** begin Supplied information **

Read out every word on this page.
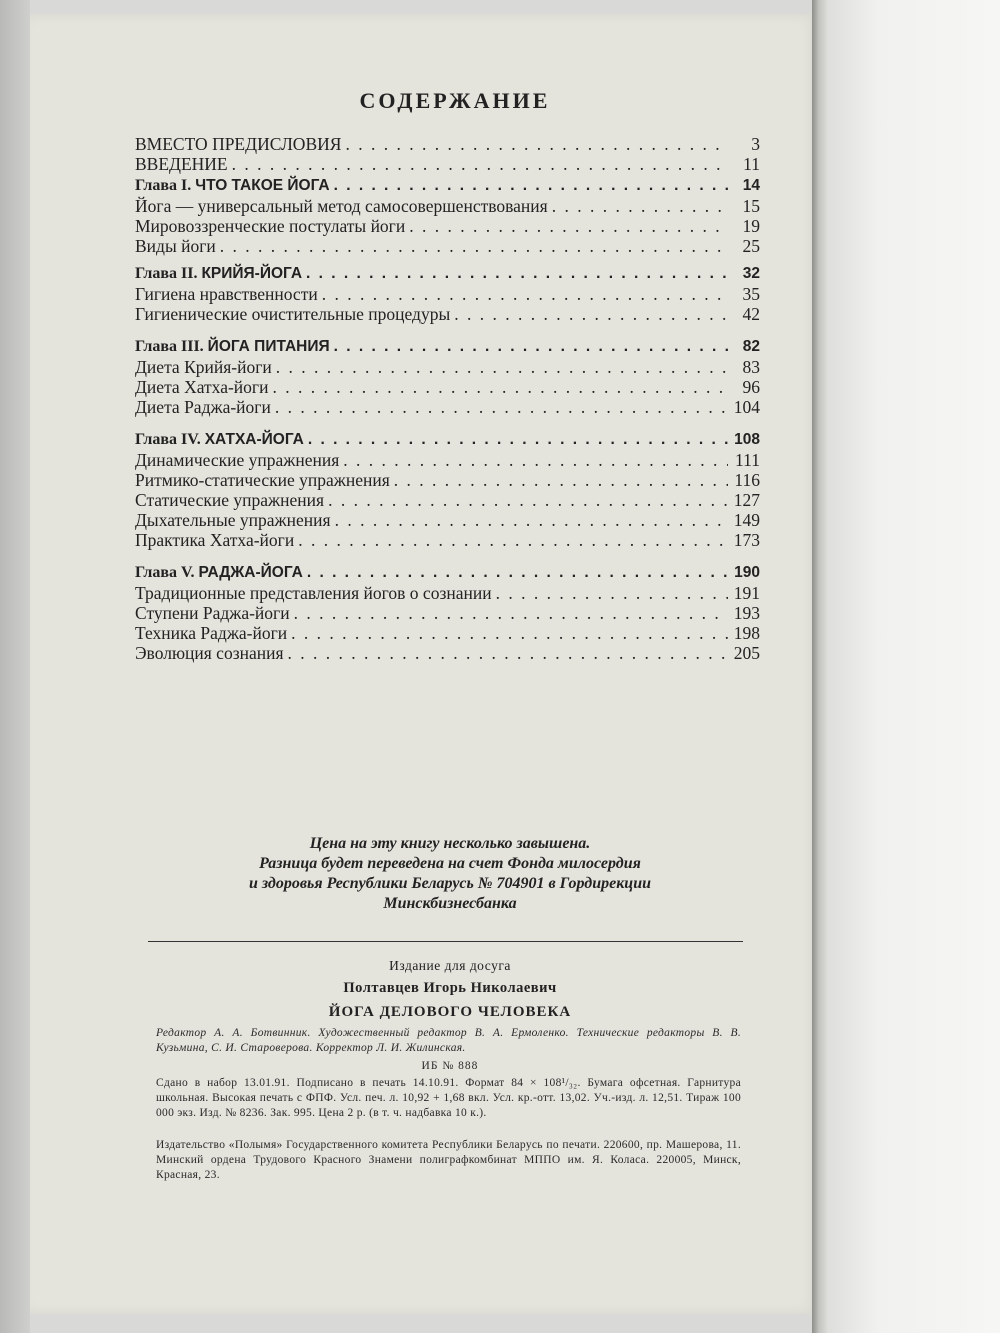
СОДЕРЖАНИЕ
ВМЕСТО ПРЕДИСЛОВИЯ . . .	3
ВВЕДЕНИЕ . . .	11
Глава I. ЧТО ТАКОЕ ЙОГА . . .	14
Йога — универсальный метод самосовершенствования . . .	15
Мировоззренческие постулаты йоги . . .	19
Виды йоги . . .	25
Глава II. КРИЙЯ-ЙОГА . . .	32
Гигиена нравственности . . .	35
Гигиенические очистительные процедуры . . .	42
Глава III. ЙОГА ПИТАНИЯ . . .	82
Диета Крийя-йоги . . .	83
Диета Хатха-йоги . . .	96
Диета Раджа-йоги . . .	104
Глава IV. ХАТХА-ЙОГА . . .	108
Динамические упражнения . . .	111
Ритмико-статические упражнения . . .	116
Статические упражнения . . .	127
Дыхательные упражнения . . .	149
Практика Хатха-йоги . . .	173
Глава V. РАДЖА-ЙОГА . . .	190
Традиционные представления йогов о сознании . . .	191
Ступени Раджа-йоги . . .	193
Техника Раджа-йоги . . .	198
Эволюция сознания . . .	205
Цена на эту книгу несколько завышена.
Разница будет переведена на счет Фонда милосердия
и здоровья Республики Беларусь № 704901 в Гордирекции
Минскбизнесбанка
Издание для досуга
Полтавцев Игорь Николаевич
ЙОГА ДЕЛОВОГО ЧЕЛОВЕКА
Редактор А. А. Ботвинник. Художественный редактор В. А. Ермоленко. Технические редакторы В. В. Кузьмина, С. И. Староверова. Корректор Л. И. Жилинская.
ИБ № 888
Сдано в набор 13.01.91. Подписано в печать 14.10.91. Формат 84 × 108¹/₃₂. Бумага офсетная. Гарнитура школьная. Высокая печать с ФПФ. Усл. печ. л. 10,92 + 1,68 вкл. Усл. кр.-отт. 13,02. Уч.-изд. л. 12,51. Тираж 100 000 экз. Изд. № 8236. Зак. 995. Цена 2 р. (в т. ч. надбавка 10 к.).
Издательство «Полымя» Государственного комитета Республики Беларусь по печати. 220600, пр. Машерова, 11. Минский ордена Трудового Красного Знамени полиграфкомбинат МППО им. Я. Коласа. 220005, Минск, Красная, 23.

** end Supplied information **

What you are asked to do. From the entries above, return each line with the word "Глава" in it.

Correct result.
Глава I. ЧТО ТАКОЕ ЙОГА . . .	14
Глава II. КРИЙЯ-ЙОГА . . .	32
Глава III. ЙОГА ПИТАНИЯ . . .	82
Глава IV. ХАТХА-ЙОГА . . .	108
Глава V. РАДЖА-ЙОГА . . .	190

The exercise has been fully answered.